▶ What to work on
All entries are to be quoted exactly; the images stay out of the copy.

▶ Provided information
⁂
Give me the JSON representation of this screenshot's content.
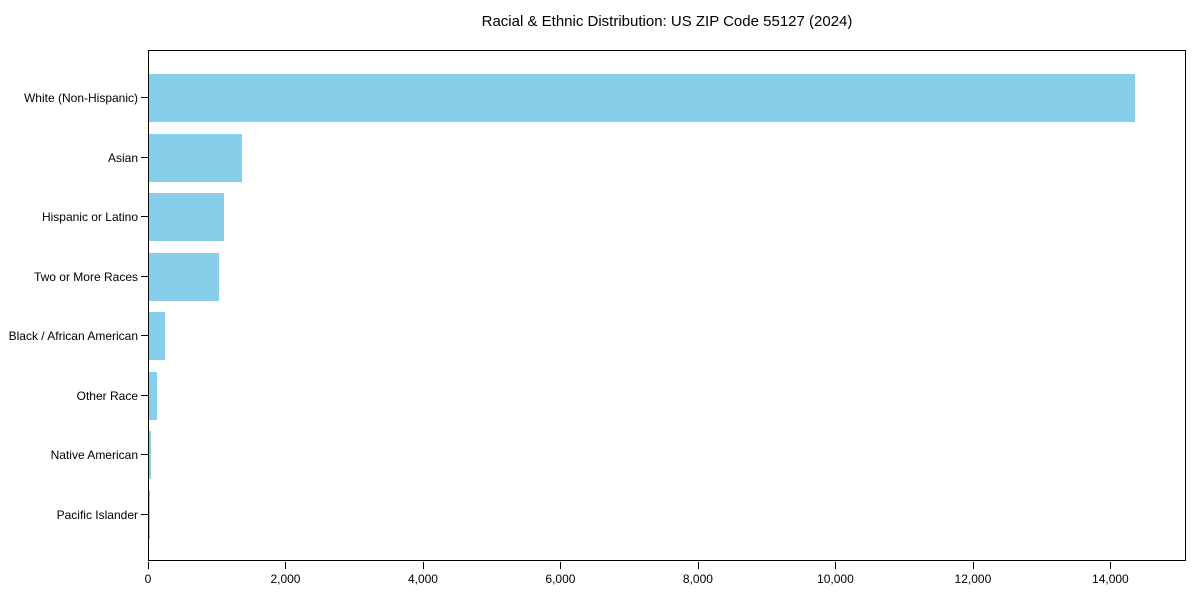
{
  "figure": {
    "background_color": "#FFFFFF",
    "axis_color": "#000000"
  },
  "chart_data": {
    "type": "bar",
    "orientation": "horizontal",
    "title": "Racial & Ethnic Distribution: US ZIP Code 55127 (2024)",
    "xlabel": "",
    "ylabel": "",
    "categories": [
      "White (Non-Hispanic)",
      "Asian",
      "Hispanic or Latino",
      "Two or More Races",
      "Black / African American",
      "Other Race",
      "Native American",
      "Pacific Islander"
    ],
    "values": [
      14340,
      1350,
      1090,
      1020,
      230,
      115,
      30,
      10
    ],
    "bar_color": "#87CEEB",
    "xlim": [
      0,
      15100
    ],
    "xticks": [
      0,
      2000,
      4000,
      6000,
      8000,
      10000,
      12000,
      14000
    ],
    "xtick_labels": [
      "0",
      "2,000",
      "4,000",
      "6,000",
      "8,000",
      "10,000",
      "12,000",
      "14,000"
    ],
    "grid": false,
    "legend": null
  }
}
⁂
▶ Exercise response
Give me the JSON representation of this screenshot's content.
{
  "figure": {
    "background_color": "#FFFFFF",
    "axis_color": "#000000"
  },
  "chart_data": {
    "type": "bar",
    "orientation": "horizontal",
    "title": "Racial & Ethnic Distribution: US ZIP Code 55127 (2024)",
    "xlabel": "",
    "ylabel": "",
    "categories": [
      "White (Non-Hispanic)",
      "Asian",
      "Hispanic or Latino",
      "Two or More Races",
      "Black / African American",
      "Other Race",
      "Native American",
      "Pacific Islander"
    ],
    "values": [
      14340,
      1350,
      1090,
      1020,
      230,
      115,
      30,
      10
    ],
    "bar_color": "#87CEEB",
    "xlim": [
      0,
      15100
    ],
    "xticks": [
      0,
      2000,
      4000,
      6000,
      8000,
      10000,
      12000,
      14000
    ],
    "xtick_labels": [
      "0",
      "2,000",
      "4,000",
      "6,000",
      "8,000",
      "10,000",
      "12,000",
      "14,000"
    ],
    "grid": false,
    "legend": null
  }
}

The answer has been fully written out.